* BEGIN *

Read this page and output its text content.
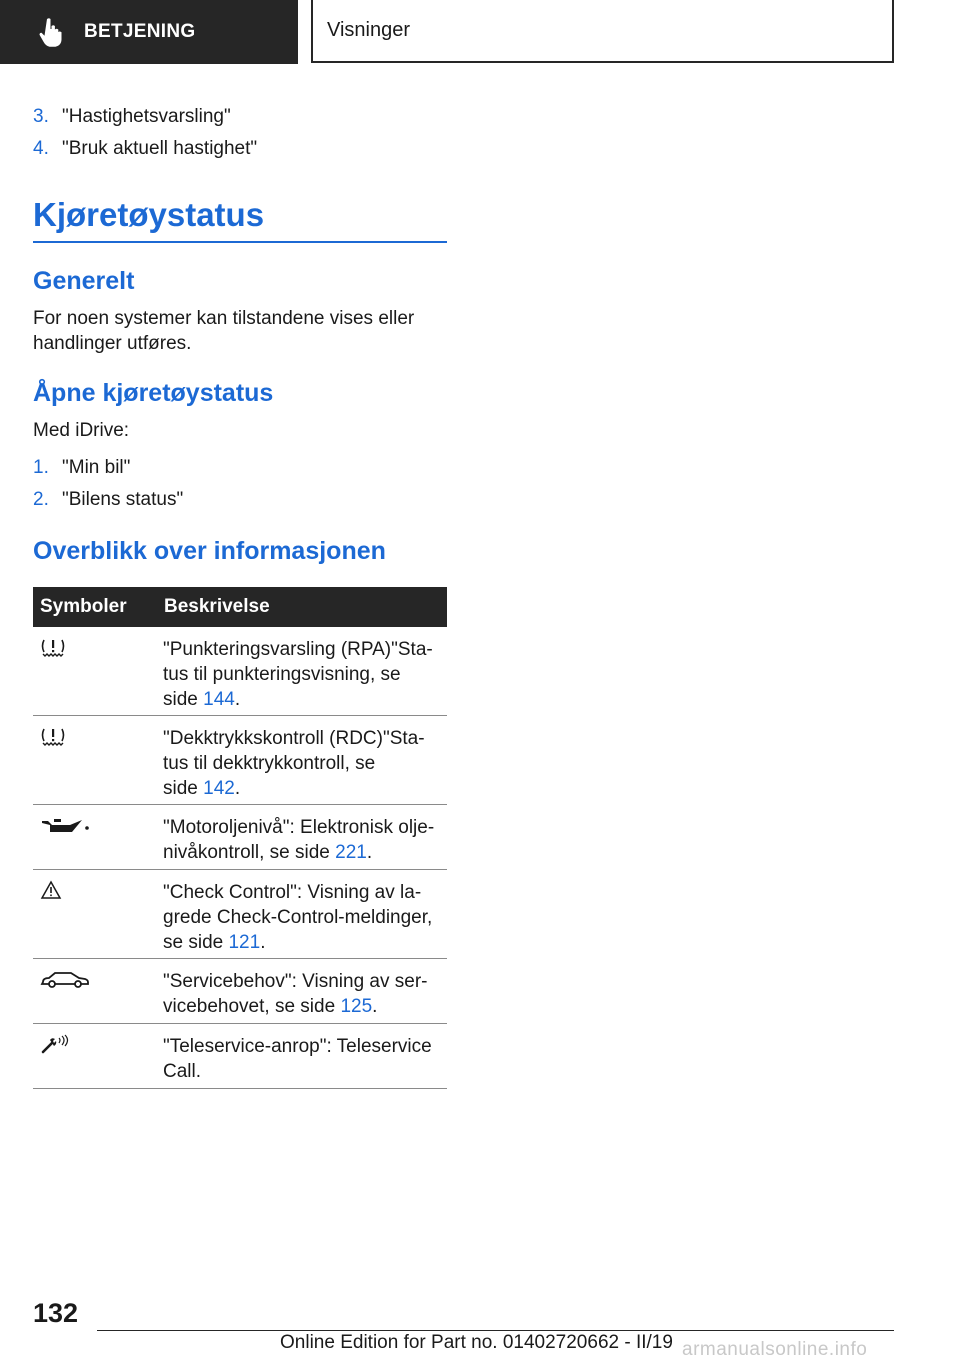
BETJENING	Visninger
3. "Hastighetsvarsling"
4. "Bruk aktuell hastighet"
Kjøretøystatus
Generelt
For noen systemer kan tilstandene vises eller handlinger utføres.
Åpne kjøretøystatus
Med iDrive:
1. "Min bil"
2. "Bilens status"
Overblikk over informasjonen
Symboler	Beskrivelse
"Punkteringsvarsling (RPA)"Sta-
tus til punkteringsvisning, se
side 144.
"Dekktrykkskontroll (RDC)"Sta-
tus til dekktrykkontroll, se
side 142.
"Motoroljenivå": Elektronisk olje-
nivåkontroll, se side 221.
"Check Control": Visning av la-
grede Check-Control-meldinger,
se side 121.
"Servicebehov": Visning av ser-
vicebehovet, se side 125.
"Teleservice-anrop": Teleservice
Call.
132
Online Edition for Part no. 01402720662 - II/19 armanualsonline.info
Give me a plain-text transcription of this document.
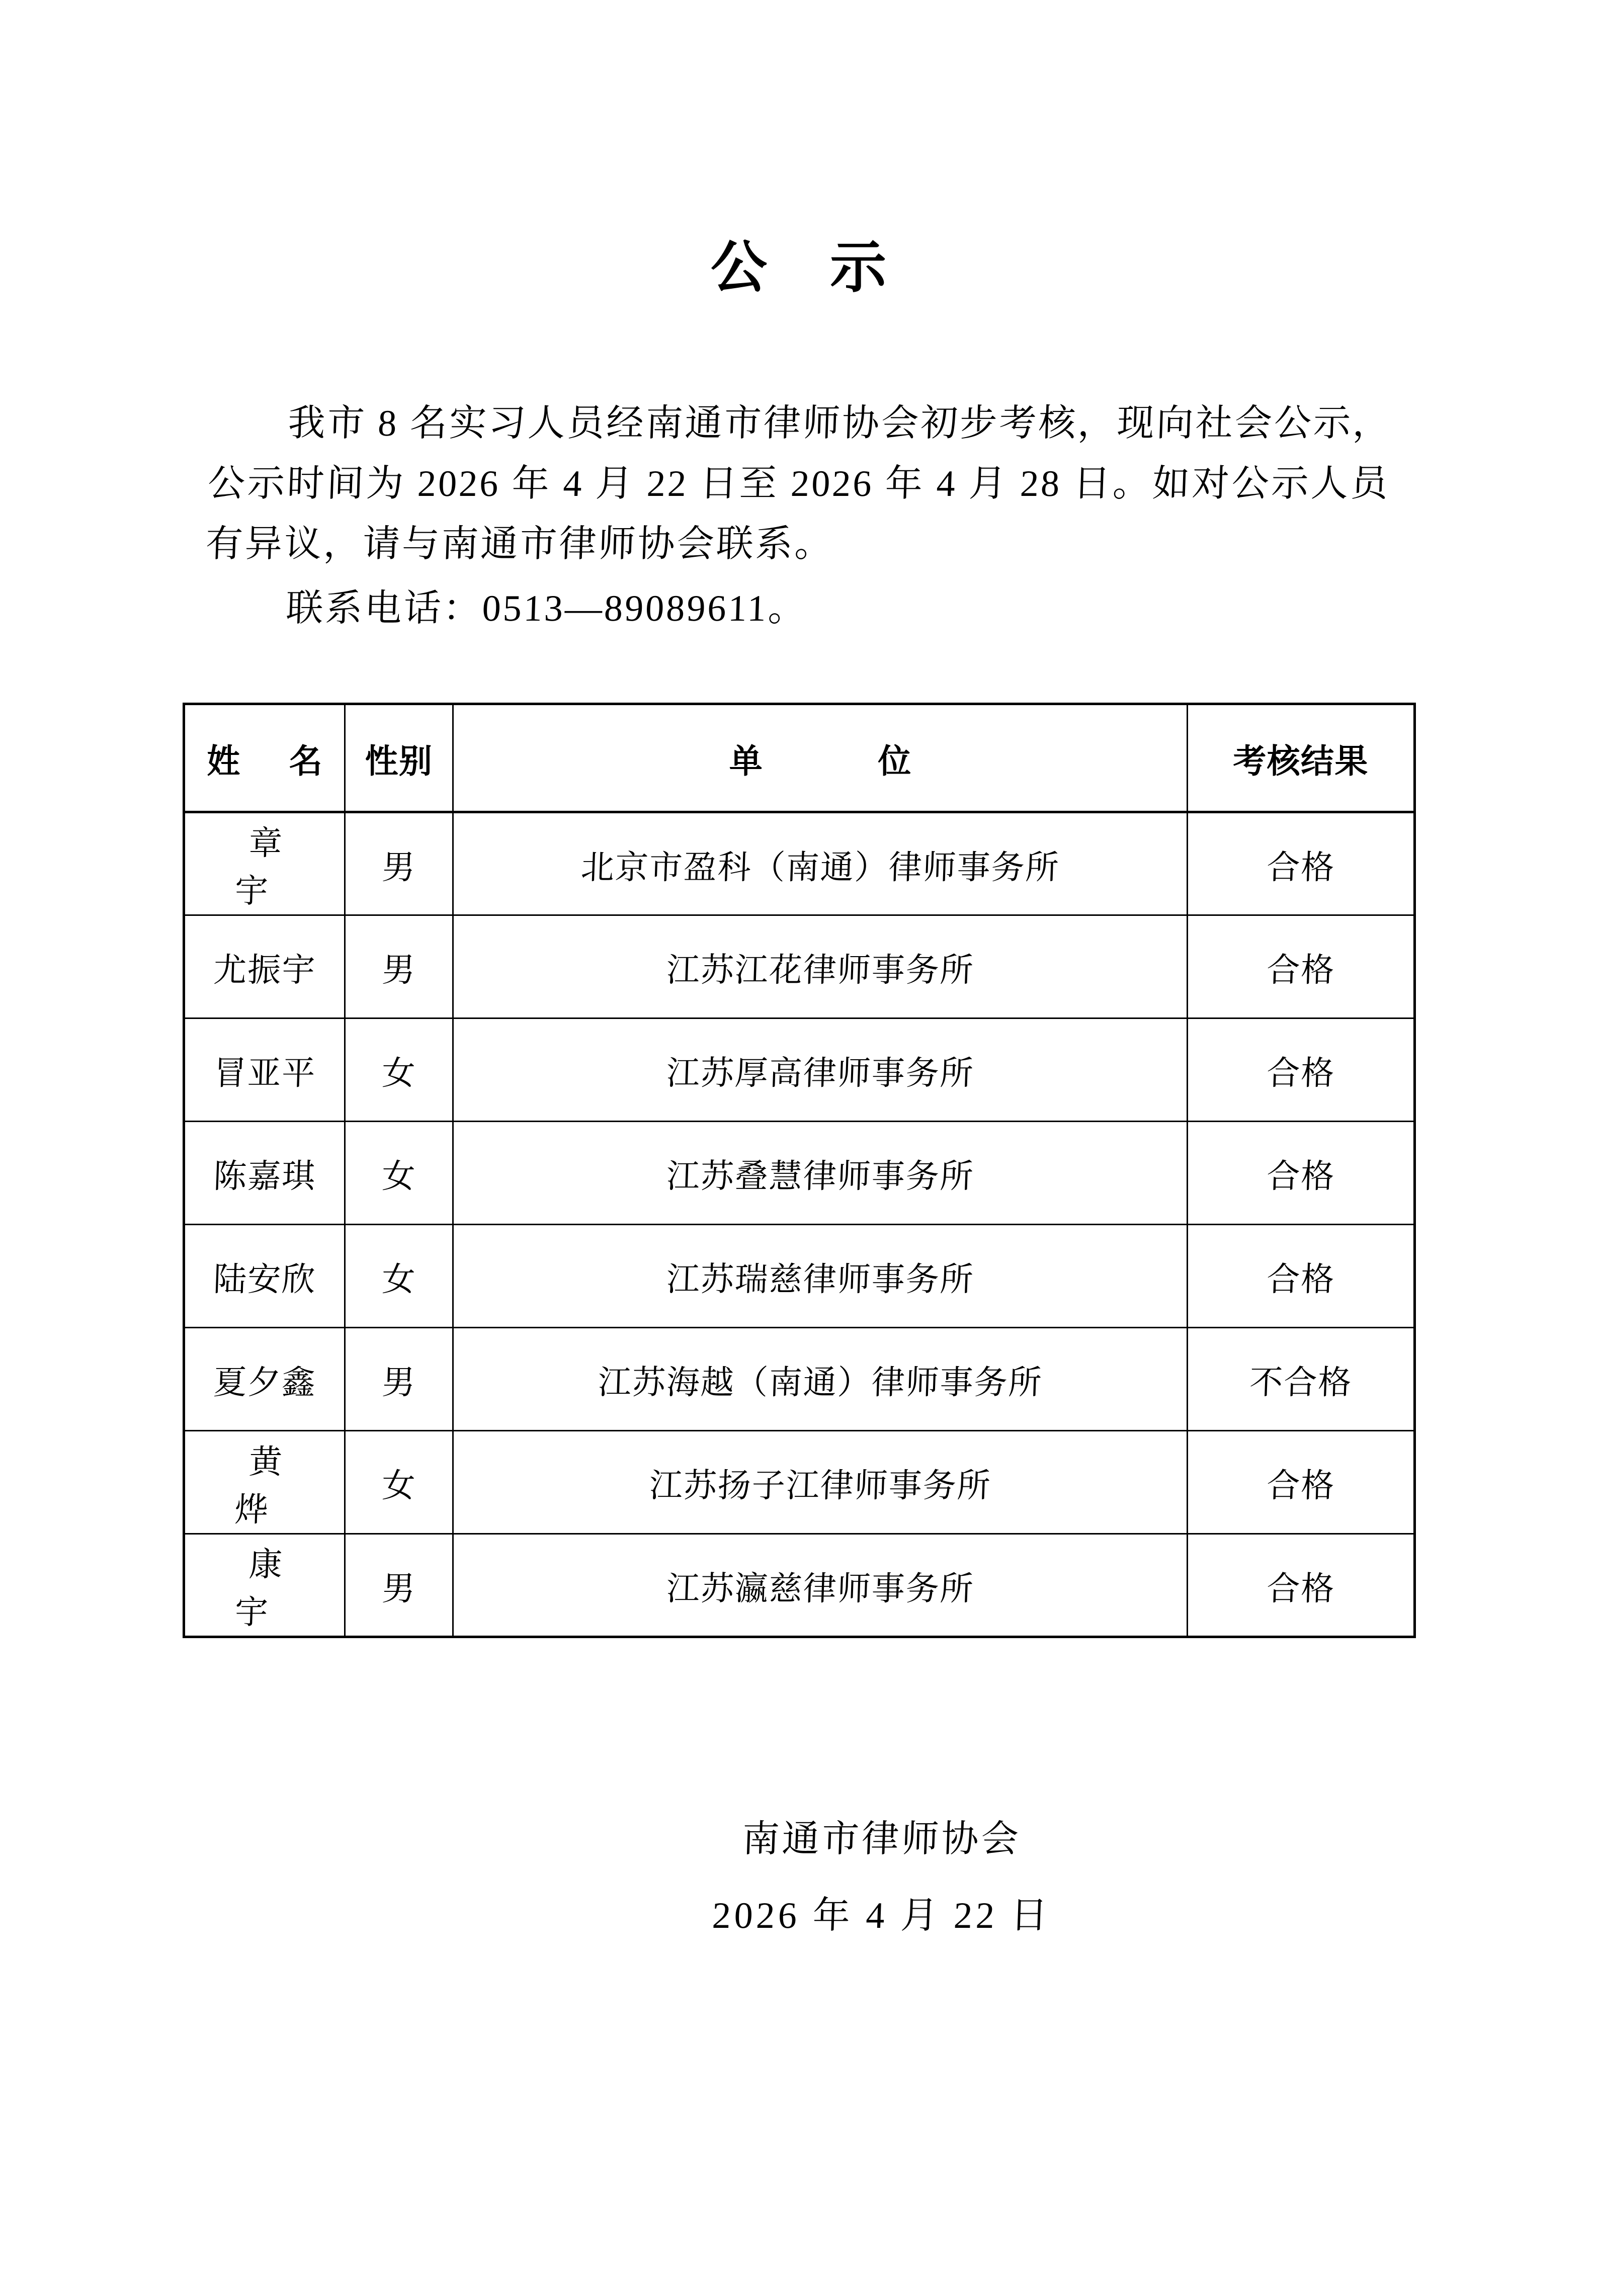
公 示

我市 8 名实习人员经南通市律师协会初步考核，现向社会公示，公示时间为 2026 年 4 月 22 日至 2026 年 4 月 28 日。如对公示人员有异议，请与南通市律师协会联系。

联系电话：0513—89089611。

姓 名	性别	单 位	考核结果
章 宇	男	北京市盈科（南通）律师事务所	合格
尤振宇	男	江苏江花律师事务所	合格
冒亚平	女	江苏厚高律师事务所	合格
陈嘉琪	女	江苏叠慧律师事务所	合格
陆安欣	女	江苏瑞慈律师事务所	合格
夏夕鑫	男	江苏海越（南通）律师事务所	不合格
黄 烨	女	江苏扬子江律师事务所	合格
康 宇	男	江苏瀛慈律师事务所	合格
南通市律师协会
2026 年 4 月 22 日
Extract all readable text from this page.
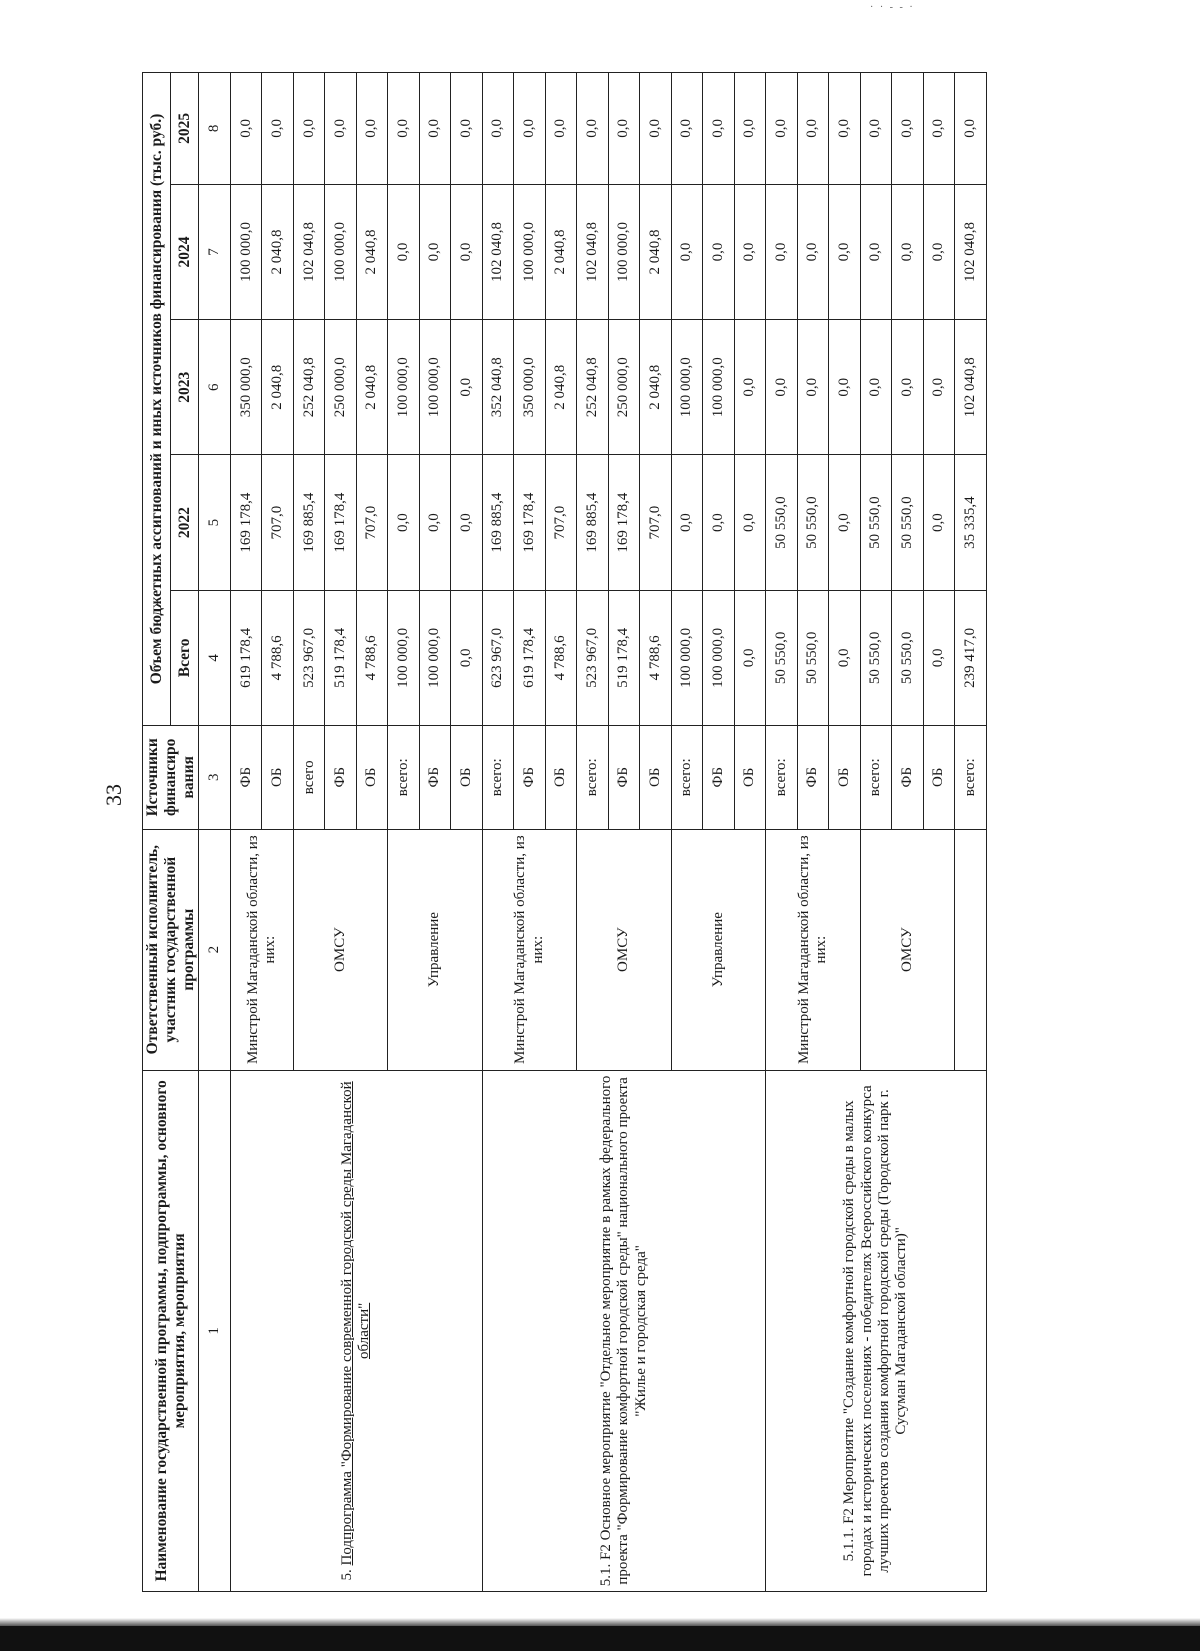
33
· · ‐ ‐ ·
Наименование государственной программы, подпрограммы, основного мероприятия, мероприятия	Ответственный исполнитель, участник государственной программы	Источники финансиро вания	Объем бюджетных ассигнований и иных источников финансирования (тыс. руб.)				
			Всего	2022	2023	2024	2025
1	2	3	4	5	6	7	8
5. Подпрограмма "Формирование современной городской среды Магаданской области"	Минстрой Магаданской области, из них:	ФБ	619 178,4	169 178,4	350 000,0	100 000,0	0,0
		ОБ	4 788,6	707,0	2 040,8	2 040,8	0,0
	ОМСУ	всего	523 967,0	169 885,4	252 040,8	102 040,8	0,0
		ФБ	519 178,4	169 178,4	250 000,0	100 000,0	0,0
		ОБ	4 788,6	707,0	2 040,8	2 040,8	0,0
	Управление	всего:	100 000,0	0,0	100 000,0	0,0	0,0
		ФБ	100 000,0	0,0	100 000,0	0,0	0,0
		ОБ	0,0	0,0	0,0	0,0	0,0
5.1. F2 Основное мероприятие "Отдельное мероприятие в рамках федерального проекта "Формирование комфортной городской среды" национального проекта "Жилье и городская среда"	Минстрой Магаданской области, из них:	всего:	623 967,0	169 885,4	352 040,8	102 040,8	0,0
		ФБ	619 178,4	169 178,4	350 000,0	100 000,0	0,0
		ОБ	4 788,6	707,0	2 040,8	2 040,8	0,0
	ОМСУ	всего:	523 967,0	169 885,4	252 040,8	102 040,8	0,0
		ФБ	519 178,4	169 178,4	250 000,0	100 000,0	0,0
		ОБ	4 788,6	707,0	2 040,8	2 040,8	0,0
	Управление	всего:	100 000,0	0,0	100 000,0	0,0	0,0
		ФБ	100 000,0	0,0	100 000,0	0,0	0,0
		ОБ	0,0	0,0	0,0	0,0	0,0
5.1.1. F2 Мероприятие "Создание комфортной городской среды в малых городах и исторических поселениях - победителях Всероссийского конкурса лучших проектов создания комфортной городской среды (Городской парк г. Сусуман Магаданской области)"	Минстрой Магаданской области, из них:	всего:	50 550,0	50 550,0	0,0	0,0	0,0
		ФБ	50 550,0	50 550,0	0,0	0,0	0,0
		ОБ	0,0	0,0	0,0	0,0	0,0
	ОМСУ	всего:	50 550,0	50 550,0	0,0	0,0	0,0
		ФБ	50 550,0	50 550,0	0,0	0,0	0,0
		ОБ	0,0	0,0	0,0	0,0	0,0
		всего:	239 417,0	35 335,4	102 040,8	102 040,8	0,0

* END *

• **Stated task**: All of the entries need to be transcribed word for word; pictures are left out.

• **In response**:
Read this page and output its text content.
BETJENING	Visninger
3. "Hastighetsvarsling"
4. "Bruk aktuell hastighet"
Kjøretøystatus
Generelt
For noen systemer kan tilstandene vises eller handlinger utføres.
Åpne kjøretøystatus
Med iDrive:
1. "Min bil"
2. "Bilens status"
Overblikk over informasjonen
Symboler	Beskrivelse
"Punkteringsvarsling (RPA)"Sta-
tus til punkteringsvisning, se
side 144.
"Dekktrykkskontroll (RDC)"Sta-
tus til dekktrykkontroll, se
side 142.
"Motoroljenivå": Elektronisk olje-
nivåkontroll, se side 221.
"Check Control": Visning av la-
grede Check-Control-meldinger,
se side 121.
"Servicebehov": Visning av ser-
vicebehovet, se side 125.
"Teleservice-anrop": Teleservice
Call.
132
Online Edition for Part no. 01402720662 - II/19 armanualsonline.info
Give me a plain-text transcription of this document.
公 示

我市 8 名实习人员经南通市律师协会初步考核，现向社会公示，公示时间为 2026 年 4 月 22 日至 2026 年 4 月 28 日。如对公示人员有异议，请与南通市律师协会联系。

联系电话：0513—89089611。

姓 名	性别	单 位	考核结果
章 宇	男	北京市盈科（南通）律师事务所	合格
尤振宇	男	江苏江花律师事务所	合格
冒亚平	女	江苏厚高律师事务所	合格
陈嘉琪	女	江苏叠慧律师事务所	合格
陆安欣	女	江苏瑞慈律师事务所	合格
夏夕鑫	男	江苏海越（南通）律师事务所	不合格
黄 烨	女	江苏扬子江律师事务所	合格
康 宇	男	江苏瀛慈律师事务所	合格
南通市律师协会
2026 年 4 月 22 日
Extract all readable text from this page.
33
· · ‐ ‐ ·
Наименование государственной программы, подпрограммы, основного мероприятия, мероприятия	Ответственный исполнитель, участник государственной программы	Источники финансиро вания	Объем бюджетных ассигнований и иных источников финансирования (тыс. руб.)				
			Всего	2022	2023	2024	2025
1	2	3	4	5	6	7	8
5. Подпрограмма "Формирование современной городской среды Магаданской области"	Минстрой Магаданской области, из них:	ФБ	619 178,4	169 178,4	350 000,0	100 000,0	0,0
		ОБ	4 788,6	707,0	2 040,8	2 040,8	0,0
	ОМСУ	всего	523 967,0	169 885,4	252 040,8	102 040,8	0,0
		ФБ	519 178,4	169 178,4	250 000,0	100 000,0	0,0
		ОБ	4 788,6	707,0	2 040,8	2 040,8	0,0
	Управление	всего:	100 000,0	0,0	100 000,0	0,0	0,0
		ФБ	100 000,0	0,0	100 000,0	0,0	0,0
		ОБ	0,0	0,0	0,0	0,0	0,0
5.1. F2 Основное мероприятие "Отдельное мероприятие в рамках федерального проекта "Формирование комфортной городской среды" национального проекта "Жилье и городская среда"	Минстрой Магаданской области, из них:	всего:	623 967,0	169 885,4	352 040,8	102 040,8	0,0
		ФБ	619 178,4	169 178,4	350 000,0	100 000,0	0,0
		ОБ	4 788,6	707,0	2 040,8	2 040,8	0,0
	ОМСУ	всего:	523 967,0	169 885,4	252 040,8	102 040,8	0,0
		ФБ	519 178,4	169 178,4	250 000,0	100 000,0	0,0
		ОБ	4 788,6	707,0	2 040,8	2 040,8	0,0
	Управление	всего:	100 000,0	0,0	100 000,0	0,0	0,0
		ФБ	100 000,0	0,0	100 000,0	0,0	0,0
		ОБ	0,0	0,0	0,0	0,0	0,0
5.1.1. F2 Мероприятие "Создание комфортной городской среды в малых городах и исторических поселениях - победителях Всероссийского конкурса лучших проектов создания комфортной городской среды (Городской парк г. Сусуман Магаданской области)"	Минстрой Магаданской области, из них:	всего:	50 550,0	50 550,0	0,0	0,0	0,0
		ФБ	50 550,0	50 550,0	0,0	0,0	0,0
		ОБ	0,0	0,0	0,0	0,0	0,0
	ОМСУ	всего:	50 550,0	50 550,0	0,0	0,0	0,0
		ФБ	50 550,0	50 550,0	0,0	0,0	0,0
		ОБ	0,0	0,0	0,0	0,0	0,0
		всего:	239 417,0	35 335,4	102 040,8	102 040,8	0,0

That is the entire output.